'''
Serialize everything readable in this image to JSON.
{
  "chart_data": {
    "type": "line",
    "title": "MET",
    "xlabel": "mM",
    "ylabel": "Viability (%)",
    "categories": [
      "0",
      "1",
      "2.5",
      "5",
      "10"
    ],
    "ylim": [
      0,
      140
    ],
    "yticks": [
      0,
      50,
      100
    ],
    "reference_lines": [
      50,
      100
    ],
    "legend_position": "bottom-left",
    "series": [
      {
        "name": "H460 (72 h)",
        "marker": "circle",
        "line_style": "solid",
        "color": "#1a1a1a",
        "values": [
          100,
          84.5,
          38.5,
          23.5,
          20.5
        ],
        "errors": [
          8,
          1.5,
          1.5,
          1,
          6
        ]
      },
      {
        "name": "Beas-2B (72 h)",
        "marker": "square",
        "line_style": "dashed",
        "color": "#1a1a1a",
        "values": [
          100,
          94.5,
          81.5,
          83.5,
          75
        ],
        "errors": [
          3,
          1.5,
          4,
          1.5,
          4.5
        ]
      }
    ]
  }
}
'''
* EXERCISE DIRECTIONS
Reproduce the material above exactly; please quote every line of it.

* ANSWER IN FULL
Serialize everything readable in this image to JSON.
{
  "chart_data": {
    "type": "line",
    "title": "MET",
    "xlabel": "mM",
    "ylabel": "Viability (%)",
    "categories": [
      "0",
      "1",
      "2.5",
      "5",
      "10"
    ],
    "ylim": [
      0,
      140
    ],
    "yticks": [
      0,
      50,
      100
    ],
    "reference_lines": [
      50,
      100
    ],
    "legend_position": "bottom-left",
    "series": [
      {
        "name": "H460 (72 h)",
        "marker": "circle",
        "line_style": "solid",
        "color": "#1a1a1a",
        "values": [
          100,
          84.5,
          38.5,
          23.5,
          20.5
        ],
        "errors": [
          8,
          1.5,
          1.5,
          1,
          6
        ]
      },
      {
        "name": "Beas-2B (72 h)",
        "marker": "square",
        "line_style": "dashed",
        "color": "#1a1a1a",
        "values": [
          100,
          94.5,
          81.5,
          83.5,
          75
        ],
        "errors": [
          3,
          1.5,
          4,
          1.5,
          4.5
        ]
      }
    ]
  }
}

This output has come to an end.